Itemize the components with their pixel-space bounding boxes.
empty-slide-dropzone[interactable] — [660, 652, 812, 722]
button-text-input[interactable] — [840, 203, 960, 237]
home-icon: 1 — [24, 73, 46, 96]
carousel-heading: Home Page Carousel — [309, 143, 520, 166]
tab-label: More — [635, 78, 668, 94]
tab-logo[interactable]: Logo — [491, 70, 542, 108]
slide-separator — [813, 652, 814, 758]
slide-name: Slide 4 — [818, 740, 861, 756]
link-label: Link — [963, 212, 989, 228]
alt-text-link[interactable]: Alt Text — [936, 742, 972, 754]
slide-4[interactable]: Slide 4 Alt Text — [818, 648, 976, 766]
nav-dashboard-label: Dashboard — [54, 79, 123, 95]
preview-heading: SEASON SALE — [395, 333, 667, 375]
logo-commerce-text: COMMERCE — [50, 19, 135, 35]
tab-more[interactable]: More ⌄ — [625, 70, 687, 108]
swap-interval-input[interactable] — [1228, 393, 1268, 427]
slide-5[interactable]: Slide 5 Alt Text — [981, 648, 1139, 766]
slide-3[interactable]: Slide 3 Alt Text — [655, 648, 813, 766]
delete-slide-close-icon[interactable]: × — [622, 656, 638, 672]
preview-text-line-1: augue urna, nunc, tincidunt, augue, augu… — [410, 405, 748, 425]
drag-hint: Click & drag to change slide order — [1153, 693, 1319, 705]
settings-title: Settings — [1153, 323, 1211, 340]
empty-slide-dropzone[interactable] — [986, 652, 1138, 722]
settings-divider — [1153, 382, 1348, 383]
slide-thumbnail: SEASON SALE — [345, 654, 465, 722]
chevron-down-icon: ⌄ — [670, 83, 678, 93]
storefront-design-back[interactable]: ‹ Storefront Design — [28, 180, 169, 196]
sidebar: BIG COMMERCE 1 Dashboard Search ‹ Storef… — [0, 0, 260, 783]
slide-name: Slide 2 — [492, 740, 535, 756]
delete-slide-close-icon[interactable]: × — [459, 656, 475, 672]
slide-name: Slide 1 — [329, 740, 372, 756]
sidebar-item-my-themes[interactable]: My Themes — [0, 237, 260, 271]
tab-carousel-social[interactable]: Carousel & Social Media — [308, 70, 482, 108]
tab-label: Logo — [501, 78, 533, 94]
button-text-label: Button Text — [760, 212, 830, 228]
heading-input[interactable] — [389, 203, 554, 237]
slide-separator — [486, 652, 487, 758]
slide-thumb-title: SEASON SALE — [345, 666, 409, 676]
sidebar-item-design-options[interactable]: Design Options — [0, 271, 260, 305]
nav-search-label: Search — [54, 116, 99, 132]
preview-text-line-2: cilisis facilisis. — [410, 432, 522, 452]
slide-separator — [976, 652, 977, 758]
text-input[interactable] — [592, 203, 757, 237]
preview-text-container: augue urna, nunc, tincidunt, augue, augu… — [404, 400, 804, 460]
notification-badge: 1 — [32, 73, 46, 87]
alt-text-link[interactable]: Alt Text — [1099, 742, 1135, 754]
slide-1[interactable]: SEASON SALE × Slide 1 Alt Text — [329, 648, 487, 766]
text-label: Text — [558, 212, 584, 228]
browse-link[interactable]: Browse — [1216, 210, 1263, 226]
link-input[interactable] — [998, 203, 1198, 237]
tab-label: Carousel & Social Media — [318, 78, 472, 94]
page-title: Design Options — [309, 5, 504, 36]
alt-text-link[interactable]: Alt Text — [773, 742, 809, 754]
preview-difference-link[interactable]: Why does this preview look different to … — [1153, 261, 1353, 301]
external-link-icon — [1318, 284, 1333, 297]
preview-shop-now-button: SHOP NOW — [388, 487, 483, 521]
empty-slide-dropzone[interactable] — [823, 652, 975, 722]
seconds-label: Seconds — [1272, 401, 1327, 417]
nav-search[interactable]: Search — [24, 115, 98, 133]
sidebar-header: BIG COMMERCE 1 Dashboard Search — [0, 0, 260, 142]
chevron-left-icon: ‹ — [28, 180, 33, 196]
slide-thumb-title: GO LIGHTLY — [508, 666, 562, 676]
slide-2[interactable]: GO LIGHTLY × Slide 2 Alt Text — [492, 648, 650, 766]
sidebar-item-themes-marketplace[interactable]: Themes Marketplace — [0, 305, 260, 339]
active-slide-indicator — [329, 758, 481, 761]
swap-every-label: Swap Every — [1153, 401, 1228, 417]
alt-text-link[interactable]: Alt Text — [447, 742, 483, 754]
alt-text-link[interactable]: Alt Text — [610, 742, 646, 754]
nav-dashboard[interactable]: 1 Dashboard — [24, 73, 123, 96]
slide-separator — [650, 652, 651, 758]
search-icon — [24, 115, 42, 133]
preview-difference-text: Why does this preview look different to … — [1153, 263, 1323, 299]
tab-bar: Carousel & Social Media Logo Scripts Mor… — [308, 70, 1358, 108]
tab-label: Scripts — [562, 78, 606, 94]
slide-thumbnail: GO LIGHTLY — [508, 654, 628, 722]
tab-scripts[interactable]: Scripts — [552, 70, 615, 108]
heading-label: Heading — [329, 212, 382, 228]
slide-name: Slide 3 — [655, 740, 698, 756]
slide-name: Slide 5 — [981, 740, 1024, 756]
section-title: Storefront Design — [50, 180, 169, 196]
○ ○ ○ ○ ○ ○ ○
Task statement — Reproduce all of the material above line for line, with no changes.

Exercise output —
Itemize the components with their pixel-space bounding boxes.
empty-slide-dropzone[interactable] — [660, 652, 812, 722]
button-text-input[interactable] — [840, 203, 960, 237]
home-icon: 1 — [24, 73, 46, 96]
carousel-heading: Home Page Carousel — [309, 143, 520, 166]
tab-label: More — [635, 78, 668, 94]
tab-logo[interactable]: Logo — [491, 70, 542, 108]
slide-separator — [813, 652, 814, 758]
slide-name: Slide 4 — [818, 740, 861, 756]
link-label: Link — [963, 212, 989, 228]
alt-text-link[interactable]: Alt Text — [936, 742, 972, 754]
slide-4[interactable]: Slide 4 Alt Text — [818, 648, 976, 766]
nav-dashboard-label: Dashboard — [54, 79, 123, 95]
preview-heading: SEASON SALE — [395, 333, 667, 375]
logo-commerce-text: COMMERCE — [50, 19, 135, 35]
tab-more[interactable]: More ⌄ — [625, 70, 687, 108]
swap-interval-input[interactable] — [1228, 393, 1268, 427]
slide-5[interactable]: Slide 5 Alt Text — [981, 648, 1139, 766]
slide-3[interactable]: Slide 3 Alt Text — [655, 648, 813, 766]
delete-slide-close-icon[interactable]: × — [622, 656, 638, 672]
preview-text-line-1: augue urna, nunc, tincidunt, augue, augu… — [410, 405, 748, 425]
drag-hint: Click & drag to change slide order — [1153, 693, 1319, 705]
settings-title: Settings — [1153, 323, 1211, 340]
empty-slide-dropzone[interactable] — [986, 652, 1138, 722]
settings-divider — [1153, 382, 1348, 383]
slide-thumbnail: SEASON SALE — [345, 654, 465, 722]
chevron-down-icon: ⌄ — [670, 83, 678, 93]
storefront-design-back[interactable]: ‹ Storefront Design — [28, 180, 169, 196]
sidebar: BIG COMMERCE 1 Dashboard Search ‹ Storef… — [0, 0, 260, 783]
slide-name: Slide 2 — [492, 740, 535, 756]
delete-slide-close-icon[interactable]: × — [459, 656, 475, 672]
slide-name: Slide 1 — [329, 740, 372, 756]
sidebar-item-my-themes[interactable]: My Themes — [0, 237, 260, 271]
tab-carousel-social[interactable]: Carousel & Social Media — [308, 70, 482, 108]
tab-label: Logo — [501, 78, 533, 94]
button-text-label: Button Text — [760, 212, 830, 228]
heading-input[interactable] — [389, 203, 554, 237]
slide-separator — [486, 652, 487, 758]
slide-thumb-title: SEASON SALE — [345, 666, 409, 676]
sidebar-item-design-options[interactable]: Design Options — [0, 271, 260, 305]
nav-search-label: Search — [54, 116, 99, 132]
preview-text-line-2: cilisis facilisis. — [410, 432, 522, 452]
slide-separator — [976, 652, 977, 758]
text-input[interactable] — [592, 203, 757, 237]
preview-text-container: augue urna, nunc, tincidunt, augue, augu… — [404, 400, 804, 460]
notification-badge: 1 — [32, 73, 46, 87]
alt-text-link[interactable]: Alt Text — [1099, 742, 1135, 754]
slide-1[interactable]: SEASON SALE × Slide 1 Alt Text — [329, 648, 487, 766]
text-label: Text — [558, 212, 584, 228]
browse-link[interactable]: Browse — [1216, 210, 1263, 226]
link-input[interactable] — [998, 203, 1198, 237]
tab-label: Carousel & Social Media — [318, 78, 472, 94]
page-title: Design Options — [309, 5, 504, 36]
alt-text-link[interactable]: Alt Text — [773, 742, 809, 754]
preview-difference-link[interactable]: Why does this preview look different to … — [1153, 261, 1353, 301]
external-link-icon — [1318, 284, 1333, 297]
preview-shop-now-button: SHOP NOW — [388, 487, 483, 521]
empty-slide-dropzone[interactable] — [823, 652, 975, 722]
seconds-label: Seconds — [1272, 401, 1327, 417]
nav-search[interactable]: Search — [24, 115, 98, 133]
sidebar-header: BIG COMMERCE 1 Dashboard Search — [0, 0, 260, 142]
chevron-left-icon: ‹ — [28, 180, 33, 196]
slide-thumb-title: GO LIGHTLY — [508, 666, 562, 676]
slide-2[interactable]: GO LIGHTLY × Slide 2 Alt Text — [492, 648, 650, 766]
sidebar-item-themes-marketplace[interactable]: Themes Marketplace — [0, 305, 260, 339]
active-slide-indicator — [329, 758, 481, 761]
swap-every-label: Swap Every — [1153, 401, 1228, 417]
alt-text-link[interactable]: Alt Text — [447, 742, 483, 754]
alt-text-link[interactable]: Alt Text — [610, 742, 646, 754]
nav-dashboard[interactable]: 1 Dashboard — [24, 73, 123, 96]
slide-separator — [650, 652, 651, 758]
search-icon — [24, 115, 42, 133]
preview-difference-text: Why does this preview look different to … — [1153, 263, 1323, 299]
tab-bar: Carousel & Social Media Logo Scripts Mor… — [308, 70, 1358, 108]
tab-label: Scripts — [562, 78, 606, 94]
slide-thumbnail: GO LIGHTLY — [508, 654, 628, 722]
tab-scripts[interactable]: Scripts — [552, 70, 615, 108]
heading-label: Heading — [329, 212, 382, 228]
slide-name: Slide 3 — [655, 740, 698, 756]
slide-name: Slide 5 — [981, 740, 1024, 756]
section-title: Storefront Design — [50, 180, 169, 196]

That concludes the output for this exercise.